* **Exercise task**: Read the lines below. Copy out any that hold the string "marker".
○ ○ ○ ○ ○ ○ ○
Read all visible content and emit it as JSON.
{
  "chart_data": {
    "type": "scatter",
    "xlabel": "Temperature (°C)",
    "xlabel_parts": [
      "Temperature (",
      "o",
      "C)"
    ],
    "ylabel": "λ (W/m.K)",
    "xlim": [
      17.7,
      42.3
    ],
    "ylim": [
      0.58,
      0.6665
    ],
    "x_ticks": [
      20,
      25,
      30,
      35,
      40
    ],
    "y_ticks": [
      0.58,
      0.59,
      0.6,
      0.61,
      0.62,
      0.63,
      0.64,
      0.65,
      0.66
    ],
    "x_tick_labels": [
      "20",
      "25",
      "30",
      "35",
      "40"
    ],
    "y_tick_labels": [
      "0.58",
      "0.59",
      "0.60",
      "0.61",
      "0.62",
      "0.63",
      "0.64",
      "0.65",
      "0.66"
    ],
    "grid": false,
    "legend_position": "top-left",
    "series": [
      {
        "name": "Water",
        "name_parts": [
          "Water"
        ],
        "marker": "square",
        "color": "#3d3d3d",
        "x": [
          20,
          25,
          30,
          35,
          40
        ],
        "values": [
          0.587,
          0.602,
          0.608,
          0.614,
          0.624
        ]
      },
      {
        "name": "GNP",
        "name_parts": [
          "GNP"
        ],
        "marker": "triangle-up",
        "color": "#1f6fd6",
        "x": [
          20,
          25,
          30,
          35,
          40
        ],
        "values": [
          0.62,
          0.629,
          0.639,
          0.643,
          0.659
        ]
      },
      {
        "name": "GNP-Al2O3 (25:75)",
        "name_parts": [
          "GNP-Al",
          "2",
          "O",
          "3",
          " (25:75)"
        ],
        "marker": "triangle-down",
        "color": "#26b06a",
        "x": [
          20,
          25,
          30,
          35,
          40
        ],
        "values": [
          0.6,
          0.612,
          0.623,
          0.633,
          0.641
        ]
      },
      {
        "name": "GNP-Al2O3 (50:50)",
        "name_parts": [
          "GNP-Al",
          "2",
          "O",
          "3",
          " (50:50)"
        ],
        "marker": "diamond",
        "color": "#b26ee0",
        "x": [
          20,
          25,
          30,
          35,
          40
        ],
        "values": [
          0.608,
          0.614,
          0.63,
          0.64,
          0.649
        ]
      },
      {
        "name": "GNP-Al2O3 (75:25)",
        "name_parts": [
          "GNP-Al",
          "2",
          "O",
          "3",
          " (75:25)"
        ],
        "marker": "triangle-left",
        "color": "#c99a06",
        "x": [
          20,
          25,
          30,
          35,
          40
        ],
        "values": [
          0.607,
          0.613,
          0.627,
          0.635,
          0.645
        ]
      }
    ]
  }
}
○ ○ ○ ○ ○ ○ ○
* **Reply**:
        "marker": "square",
        "marker": "triangle-up",
        "marker": "triangle-down",
        "marker": "diamond",
        "marker": "triangle-left",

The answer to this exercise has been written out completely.